OBJECTIVE: Quote all of the data that follows exactly as written, skipping the images.

RECORDS:
— Start —
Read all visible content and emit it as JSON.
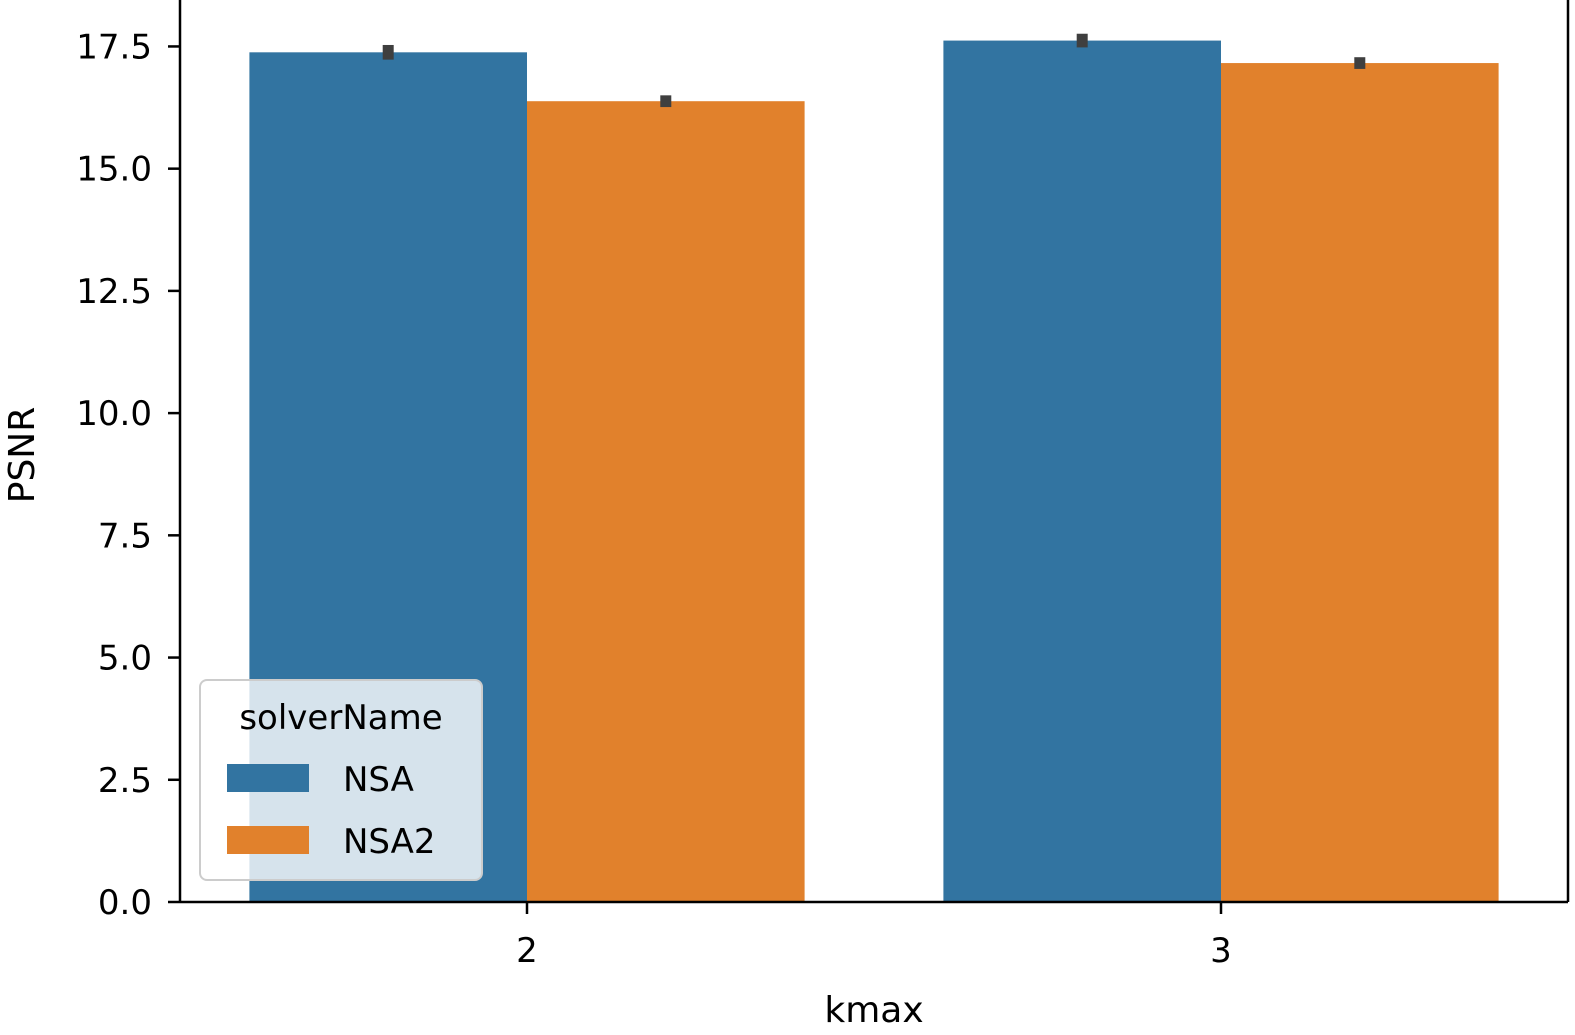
{
  "chart_data": {
    "type": "bar",
    "title": "",
    "xlabel": "kmax",
    "ylabel": "PSNR",
    "categories": [
      "2",
      "3"
    ],
    "series": [
      {
        "name": "NSA",
        "color": "#3274a1",
        "values": [
          17.38,
          17.62
        ],
        "error": [
          0.15,
          0.14
        ]
      },
      {
        "name": "NSA2",
        "color": "#e1812c",
        "values": [
          16.38,
          17.16
        ],
        "error": [
          0.12,
          0.12
        ]
      }
    ],
    "ylim": [
      0,
      18.45
    ],
    "yticks": [
      0.0,
      2.5,
      5.0,
      7.5,
      10.0,
      12.5,
      15.0,
      17.5
    ],
    "ytick_labels": [
      "0.0",
      "2.5",
      "5.0",
      "7.5",
      "10.0",
      "12.5",
      "15.0",
      "17.5"
    ],
    "grid": false,
    "legend": {
      "title": "solverName",
      "placement": "lower-left"
    }
  }
}
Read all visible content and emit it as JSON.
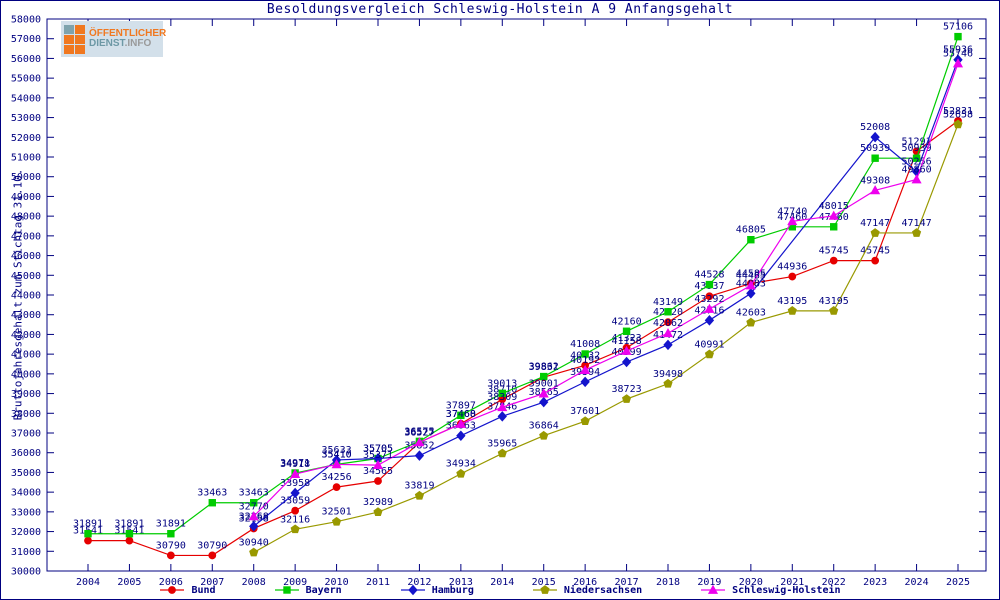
{
  "window": {
    "title": "Besoldungsvergleich Schleswig-Holstein A 9 Anfangsgehalt"
  },
  "logo": {
    "line1": "ÖFFENTLICHER",
    "line2_part1": "DIENST",
    "line2_part2": ".INFO"
  },
  "chart_data": {
    "type": "line",
    "title": "Besoldungsvergleich Schleswig-Holstein A 9 Anfangsgehalt",
    "xlabel": "",
    "ylabel": "Bruttojahresgehalt zum Stichtag 31.10.",
    "ylim": [
      30000,
      58000
    ],
    "ytick_step": 1000,
    "grid": false,
    "legend_position": "bottom",
    "axis_color": "#000080",
    "label_color": "#000080",
    "years": [
      2004,
      2005,
      2006,
      2007,
      2008,
      2009,
      2010,
      2011,
      2012,
      2013,
      2014,
      2015,
      2016,
      2017,
      2018,
      2019,
      2020,
      2021,
      2022,
      2023,
      2024,
      2025
    ],
    "series": [
      {
        "name": "Bund",
        "color": "#e60000",
        "marker": "circle",
        "points": [
          [
            2004,
            31541
          ],
          [
            2005,
            31541
          ],
          [
            2006,
            30790
          ],
          [
            2007,
            30790
          ],
          [
            2008,
            32158
          ],
          [
            2009,
            33059
          ],
          [
            2010,
            34256
          ],
          [
            2011,
            34565
          ],
          [
            2012,
            36527
          ],
          [
            2013,
            37468
          ],
          [
            2014,
            38710
          ],
          [
            2015,
            39831
          ],
          [
            2016,
            40432
          ],
          [
            2017,
            41323
          ],
          [
            2018,
            42620
          ],
          [
            2019,
            43937
          ],
          [
            2020,
            44585
          ],
          [
            2021,
            44936
          ],
          [
            2022,
            45745
          ],
          [
            2023,
            45745
          ],
          [
            2024,
            51291
          ],
          [
            2025,
            52831
          ]
        ]
      },
      {
        "name": "Bayern",
        "color": "#00cc00",
        "marker": "square",
        "points": [
          [
            2004,
            31891
          ],
          [
            2005,
            31891
          ],
          [
            2006,
            31891
          ],
          [
            2007,
            33463
          ],
          [
            2008,
            33463
          ],
          [
            2009,
            34971
          ],
          [
            2010,
            35410
          ],
          [
            2011,
            35705
          ],
          [
            2012,
            36575
          ],
          [
            2013,
            37897
          ],
          [
            2014,
            39013
          ],
          [
            2015,
            39862
          ],
          [
            2016,
            41008
          ],
          [
            2017,
            42160
          ],
          [
            2018,
            43149
          ],
          [
            2019,
            44528
          ],
          [
            2020,
            46805
          ],
          [
            2021,
            47460
          ],
          [
            2022,
            47460
          ],
          [
            2023,
            50939
          ],
          [
            2024,
            50939
          ],
          [
            2025,
            57106
          ]
        ]
      },
      {
        "name": "Hamburg",
        "color": "#1414cc",
        "marker": "diamond",
        "points": [
          [
            2008,
            32268
          ],
          [
            2009,
            33958
          ],
          [
            2010,
            35633
          ],
          [
            2011,
            35705
          ],
          [
            2012,
            35852
          ],
          [
            2013,
            36863
          ],
          [
            2014,
            37846
          ],
          [
            2015,
            38565
          ],
          [
            2016,
            39594
          ],
          [
            2017,
            40599
          ],
          [
            2018,
            41472
          ],
          [
            2019,
            42716
          ],
          [
            2020,
            44083
          ],
          [
            2023,
            52008
          ],
          [
            2024,
            50256
          ],
          [
            2025,
            55936
          ]
        ]
      },
      {
        "name": "Niedersachsen",
        "color": "#999900",
        "marker": "pentagon",
        "points": [
          [
            2008,
            30940
          ],
          [
            2009,
            32116
          ],
          [
            2010,
            32501
          ],
          [
            2011,
            32989
          ],
          [
            2012,
            33819
          ],
          [
            2013,
            34934
          ],
          [
            2014,
            35965
          ],
          [
            2015,
            36864
          ],
          [
            2016,
            37601
          ],
          [
            2017,
            38723
          ],
          [
            2018,
            39498
          ],
          [
            2019,
            40991
          ],
          [
            2020,
            42603
          ],
          [
            2021,
            43195
          ],
          [
            2022,
            43195
          ],
          [
            2023,
            47147
          ],
          [
            2024,
            47147
          ],
          [
            2025,
            52658
          ]
        ]
      },
      {
        "name": "Schleswig-Holstein",
        "color": "#ee00ee",
        "marker": "triangle",
        "points": [
          [
            2008,
            32770
          ],
          [
            2009,
            34918
          ],
          [
            2010,
            35410
          ],
          [
            2011,
            35371
          ],
          [
            2012,
            36527
          ],
          [
            2013,
            37460
          ],
          [
            2014,
            38309
          ],
          [
            2015,
            39001
          ],
          [
            2016,
            40192
          ],
          [
            2017,
            41158
          ],
          [
            2018,
            42062
          ],
          [
            2019,
            43292
          ],
          [
            2020,
            44485
          ],
          [
            2021,
            47740
          ],
          [
            2022,
            48015
          ],
          [
            2023,
            49308
          ],
          [
            2024,
            49860
          ],
          [
            2025,
            55746
          ]
        ]
      }
    ]
  }
}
— End —
TASK RESULT:
Read all visible content and emit it as JSON.
{
  "chart_data": {
    "type": "bar",
    "title": "",
    "xlabel": "kmax",
    "ylabel": "PSNR",
    "categories": [
      "2",
      "3"
    ],
    "series": [
      {
        "name": "NSA",
        "color": "#3274a1",
        "values": [
          17.38,
          17.62
        ],
        "error": [
          0.15,
          0.14
        ]
      },
      {
        "name": "NSA2",
        "color": "#e1812c",
        "values": [
          16.38,
          17.16
        ],
        "error": [
          0.12,
          0.12
        ]
      }
    ],
    "ylim": [
      0,
      18.45
    ],
    "yticks": [
      0.0,
      2.5,
      5.0,
      7.5,
      10.0,
      12.5,
      15.0,
      17.5
    ],
    "ytick_labels": [
      "0.0",
      "2.5",
      "5.0",
      "7.5",
      "10.0",
      "12.5",
      "15.0",
      "17.5"
    ],
    "grid": false,
    "legend": {
      "title": "solverName",
      "placement": "lower-left"
    }
  }
}
Read all visible content and emit it as JSON.
{
  "window": {
    "title": "Besoldungsvergleich Schleswig-Holstein A 9 Anfangsgehalt"
  },
  "logo": {
    "line1": "ÖFFENTLICHER",
    "line2_part1": "DIENST",
    "line2_part2": ".INFO"
  },
  "chart_data": {
    "type": "line",
    "title": "Besoldungsvergleich Schleswig-Holstein A 9 Anfangsgehalt",
    "xlabel": "",
    "ylabel": "Bruttojahresgehalt zum Stichtag 31.10.",
    "ylim": [
      30000,
      58000
    ],
    "ytick_step": 1000,
    "grid": false,
    "legend_position": "bottom",
    "axis_color": "#000080",
    "label_color": "#000080",
    "years": [
      2004,
      2005,
      2006,
      2007,
      2008,
      2009,
      2010,
      2011,
      2012,
      2013,
      2014,
      2015,
      2016,
      2017,
      2018,
      2019,
      2020,
      2021,
      2022,
      2023,
      2024,
      2025
    ],
    "series": [
      {
        "name": "Bund",
        "color": "#e60000",
        "marker": "circle",
        "points": [
          [
            2004,
            31541
          ],
          [
            2005,
            31541
          ],
          [
            2006,
            30790
          ],
          [
            2007,
            30790
          ],
          [
            2008,
            32158
          ],
          [
            2009,
            33059
          ],
          [
            2010,
            34256
          ],
          [
            2011,
            34565
          ],
          [
            2012,
            36527
          ],
          [
            2013,
            37468
          ],
          [
            2014,
            38710
          ],
          [
            2015,
            39831
          ],
          [
            2016,
            40432
          ],
          [
            2017,
            41323
          ],
          [
            2018,
            42620
          ],
          [
            2019,
            43937
          ],
          [
            2020,
            44585
          ],
          [
            2021,
            44936
          ],
          [
            2022,
            45745
          ],
          [
            2023,
            45745
          ],
          [
            2024,
            51291
          ],
          [
            2025,
            52831
          ]
        ]
      },
      {
        "name": "Bayern",
        "color": "#00cc00",
        "marker": "square",
        "points": [
          [
            2004,
            31891
          ],
          [
            2005,
            31891
          ],
          [
            2006,
            31891
          ],
          [
            2007,
            33463
          ],
          [
            2008,
            33463
          ],
          [
            2009,
            34971
          ],
          [
            2010,
            35410
          ],
          [
            2011,
            35705
          ],
          [
            2012,
            36575
          ],
          [
            2013,
            37897
          ],
          [
            2014,
            39013
          ],
          [
            2015,
            39862
          ],
          [
            2016,
            41008
          ],
          [
            2017,
            42160
          ],
          [
            2018,
            43149
          ],
          [
            2019,
            44528
          ],
          [
            2020,
            46805
          ],
          [
            2021,
            47460
          ],
          [
            2022,
            47460
          ],
          [
            2023,
            50939
          ],
          [
            2024,
            50939
          ],
          [
            2025,
            57106
          ]
        ]
      },
      {
        "name": "Hamburg",
        "color": "#1414cc",
        "marker": "diamond",
        "points": [
          [
            2008,
            32268
          ],
          [
            2009,
            33958
          ],
          [
            2010,
            35633
          ],
          [
            2011,
            35705
          ],
          [
            2012,
            35852
          ],
          [
            2013,
            36863
          ],
          [
            2014,
            37846
          ],
          [
            2015,
            38565
          ],
          [
            2016,
            39594
          ],
          [
            2017,
            40599
          ],
          [
            2018,
            41472
          ],
          [
            2019,
            42716
          ],
          [
            2020,
            44083
          ],
          [
            2023,
            52008
          ],
          [
            2024,
            50256
          ],
          [
            2025,
            55936
          ]
        ]
      },
      {
        "name": "Niedersachsen",
        "color": "#999900",
        "marker": "pentagon",
        "points": [
          [
            2008,
            30940
          ],
          [
            2009,
            32116
          ],
          [
            2010,
            32501
          ],
          [
            2011,
            32989
          ],
          [
            2012,
            33819
          ],
          [
            2013,
            34934
          ],
          [
            2014,
            35965
          ],
          [
            2015,
            36864
          ],
          [
            2016,
            37601
          ],
          [
            2017,
            38723
          ],
          [
            2018,
            39498
          ],
          [
            2019,
            40991
          ],
          [
            2020,
            42603
          ],
          [
            2021,
            43195
          ],
          [
            2022,
            43195
          ],
          [
            2023,
            47147
          ],
          [
            2024,
            47147
          ],
          [
            2025,
            52658
          ]
        ]
      },
      {
        "name": "Schleswig-Holstein",
        "color": "#ee00ee",
        "marker": "triangle",
        "points": [
          [
            2008,
            32770
          ],
          [
            2009,
            34918
          ],
          [
            2010,
            35410
          ],
          [
            2011,
            35371
          ],
          [
            2012,
            36527
          ],
          [
            2013,
            37460
          ],
          [
            2014,
            38309
          ],
          [
            2015,
            39001
          ],
          [
            2016,
            40192
          ],
          [
            2017,
            41158
          ],
          [
            2018,
            42062
          ],
          [
            2019,
            43292
          ],
          [
            2020,
            44485
          ],
          [
            2021,
            47740
          ],
          [
            2022,
            48015
          ],
          [
            2023,
            49308
          ],
          [
            2024,
            49860
          ],
          [
            2025,
            55746
          ]
        ]
      }
    ]
  }
}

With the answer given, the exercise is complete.